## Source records
----

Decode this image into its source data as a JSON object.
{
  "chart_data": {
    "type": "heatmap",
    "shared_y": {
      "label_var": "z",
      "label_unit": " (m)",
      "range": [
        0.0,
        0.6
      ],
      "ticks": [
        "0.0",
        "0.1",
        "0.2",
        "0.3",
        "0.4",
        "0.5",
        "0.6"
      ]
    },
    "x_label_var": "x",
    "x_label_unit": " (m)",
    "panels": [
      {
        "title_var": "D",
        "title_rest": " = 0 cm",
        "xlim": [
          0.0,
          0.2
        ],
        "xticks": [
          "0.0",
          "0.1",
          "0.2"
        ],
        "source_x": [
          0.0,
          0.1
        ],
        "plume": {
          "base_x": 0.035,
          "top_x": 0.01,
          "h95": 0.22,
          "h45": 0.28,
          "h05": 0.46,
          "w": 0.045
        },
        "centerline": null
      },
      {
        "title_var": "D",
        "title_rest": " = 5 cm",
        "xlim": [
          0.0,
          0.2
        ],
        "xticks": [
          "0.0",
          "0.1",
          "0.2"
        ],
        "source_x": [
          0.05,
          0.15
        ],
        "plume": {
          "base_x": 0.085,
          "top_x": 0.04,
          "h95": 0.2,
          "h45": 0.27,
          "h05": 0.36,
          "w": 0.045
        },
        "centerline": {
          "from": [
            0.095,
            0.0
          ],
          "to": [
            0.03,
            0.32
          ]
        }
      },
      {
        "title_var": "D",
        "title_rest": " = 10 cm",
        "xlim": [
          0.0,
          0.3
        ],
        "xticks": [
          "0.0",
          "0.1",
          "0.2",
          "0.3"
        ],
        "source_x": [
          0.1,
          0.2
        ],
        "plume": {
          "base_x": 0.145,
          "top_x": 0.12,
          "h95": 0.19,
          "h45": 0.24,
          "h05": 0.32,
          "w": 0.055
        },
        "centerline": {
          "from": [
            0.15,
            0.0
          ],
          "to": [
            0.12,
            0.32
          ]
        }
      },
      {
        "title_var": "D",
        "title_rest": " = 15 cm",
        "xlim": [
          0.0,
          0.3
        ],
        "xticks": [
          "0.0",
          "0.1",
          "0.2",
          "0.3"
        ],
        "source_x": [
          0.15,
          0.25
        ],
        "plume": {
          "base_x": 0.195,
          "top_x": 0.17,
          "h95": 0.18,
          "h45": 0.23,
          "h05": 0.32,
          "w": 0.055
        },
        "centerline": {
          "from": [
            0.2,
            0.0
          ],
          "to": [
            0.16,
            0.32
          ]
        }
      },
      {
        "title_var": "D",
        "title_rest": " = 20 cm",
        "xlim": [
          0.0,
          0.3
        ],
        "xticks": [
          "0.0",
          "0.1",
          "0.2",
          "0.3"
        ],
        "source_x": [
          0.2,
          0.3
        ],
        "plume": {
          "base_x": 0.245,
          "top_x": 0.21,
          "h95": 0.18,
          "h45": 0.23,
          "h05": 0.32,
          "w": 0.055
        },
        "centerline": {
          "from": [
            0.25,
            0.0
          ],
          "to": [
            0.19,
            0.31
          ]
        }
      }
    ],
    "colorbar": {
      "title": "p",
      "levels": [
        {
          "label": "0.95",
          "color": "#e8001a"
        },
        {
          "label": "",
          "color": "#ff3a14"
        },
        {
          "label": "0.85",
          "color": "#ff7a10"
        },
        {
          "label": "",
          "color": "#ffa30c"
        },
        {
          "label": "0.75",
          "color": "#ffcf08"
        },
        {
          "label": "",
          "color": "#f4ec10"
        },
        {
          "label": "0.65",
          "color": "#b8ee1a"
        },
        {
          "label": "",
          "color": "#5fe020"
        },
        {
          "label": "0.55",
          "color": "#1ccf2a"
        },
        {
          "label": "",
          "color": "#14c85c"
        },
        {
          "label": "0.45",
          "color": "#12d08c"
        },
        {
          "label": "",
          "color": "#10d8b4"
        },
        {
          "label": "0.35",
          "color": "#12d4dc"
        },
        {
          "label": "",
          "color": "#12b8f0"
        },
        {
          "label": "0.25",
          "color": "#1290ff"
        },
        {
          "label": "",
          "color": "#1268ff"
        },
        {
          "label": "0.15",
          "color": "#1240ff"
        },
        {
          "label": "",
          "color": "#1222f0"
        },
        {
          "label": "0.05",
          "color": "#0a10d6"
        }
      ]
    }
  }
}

----

Go through the entries and repeat each one exactly.

## Task response
Decode this image into its source data as a JSON object.
{
  "chart_data": {
    "type": "heatmap",
    "shared_y": {
      "label_var": "z",
      "label_unit": " (m)",
      "range": [
        0.0,
        0.6
      ],
      "ticks": [
        "0.0",
        "0.1",
        "0.2",
        "0.3",
        "0.4",
        "0.5",
        "0.6"
      ]
    },
    "x_label_var": "x",
    "x_label_unit": " (m)",
    "panels": [
      {
        "title_var": "D",
        "title_rest": " = 0 cm",
        "xlim": [
          0.0,
          0.2
        ],
        "xticks": [
          "0.0",
          "0.1",
          "0.2"
        ],
        "source_x": [
          0.0,
          0.1
        ],
        "plume": {
          "base_x": 0.035,
          "top_x": 0.01,
          "h95": 0.22,
          "h45": 0.28,
          "h05": 0.46,
          "w": 0.045
        },
        "centerline": null
      },
      {
        "title_var": "D",
        "title_rest": " = 5 cm",
        "xlim": [
          0.0,
          0.2
        ],
        "xticks": [
          "0.0",
          "0.1",
          "0.2"
        ],
        "source_x": [
          0.05,
          0.15
        ],
        "plume": {
          "base_x": 0.085,
          "top_x": 0.04,
          "h95": 0.2,
          "h45": 0.27,
          "h05": 0.36,
          "w": 0.045
        },
        "centerline": {
          "from": [
            0.095,
            0.0
          ],
          "to": [
            0.03,
            0.32
          ]
        }
      },
      {
        "title_var": "D",
        "title_rest": " = 10 cm",
        "xlim": [
          0.0,
          0.3
        ],
        "xticks": [
          "0.0",
          "0.1",
          "0.2",
          "0.3"
        ],
        "source_x": [
          0.1,
          0.2
        ],
        "plume": {
          "base_x": 0.145,
          "top_x": 0.12,
          "h95": 0.19,
          "h45": 0.24,
          "h05": 0.32,
          "w": 0.055
        },
        "centerline": {
          "from": [
            0.15,
            0.0
          ],
          "to": [
            0.12,
            0.32
          ]
        }
      },
      {
        "title_var": "D",
        "title_rest": " = 15 cm",
        "xlim": [
          0.0,
          0.3
        ],
        "xticks": [
          "0.0",
          "0.1",
          "0.2",
          "0.3"
        ],
        "source_x": [
          0.15,
          0.25
        ],
        "plume": {
          "base_x": 0.195,
          "top_x": 0.17,
          "h95": 0.18,
          "h45": 0.23,
          "h05": 0.32,
          "w": 0.055
        },
        "centerline": {
          "from": [
            0.2,
            0.0
          ],
          "to": [
            0.16,
            0.32
          ]
        }
      },
      {
        "title_var": "D",
        "title_rest": " = 20 cm",
        "xlim": [
          0.0,
          0.3
        ],
        "xticks": [
          "0.0",
          "0.1",
          "0.2",
          "0.3"
        ],
        "source_x": [
          0.2,
          0.3
        ],
        "plume": {
          "base_x": 0.245,
          "top_x": 0.21,
          "h95": 0.18,
          "h45": 0.23,
          "h05": 0.32,
          "w": 0.055
        },
        "centerline": {
          "from": [
            0.25,
            0.0
          ],
          "to": [
            0.19,
            0.31
          ]
        }
      }
    ],
    "colorbar": {
      "title": "p",
      "levels": [
        {
          "label": "0.95",
          "color": "#e8001a"
        },
        {
          "label": "",
          "color": "#ff3a14"
        },
        {
          "label": "0.85",
          "color": "#ff7a10"
        },
        {
          "label": "",
          "color": "#ffa30c"
        },
        {
          "label": "0.75",
          "color": "#ffcf08"
        },
        {
          "label": "",
          "color": "#f4ec10"
        },
        {
          "label": "0.65",
          "color": "#b8ee1a"
        },
        {
          "label": "",
          "color": "#5fe020"
        },
        {
          "label": "0.55",
          "color": "#1ccf2a"
        },
        {
          "label": "",
          "color": "#14c85c"
        },
        {
          "label": "0.45",
          "color": "#12d08c"
        },
        {
          "label": "",
          "color": "#10d8b4"
        },
        {
          "label": "0.35",
          "color": "#12d4dc"
        },
        {
          "label": "",
          "color": "#12b8f0"
        },
        {
          "label": "0.25",
          "color": "#1290ff"
        },
        {
          "label": "",
          "color": "#1268ff"
        },
        {
          "label": "0.15",
          "color": "#1240ff"
        },
        {
          "label": "",
          "color": "#1222f0"
        },
        {
          "label": "0.05",
          "color": "#0a10d6"
        }
      ]
    }
  }
}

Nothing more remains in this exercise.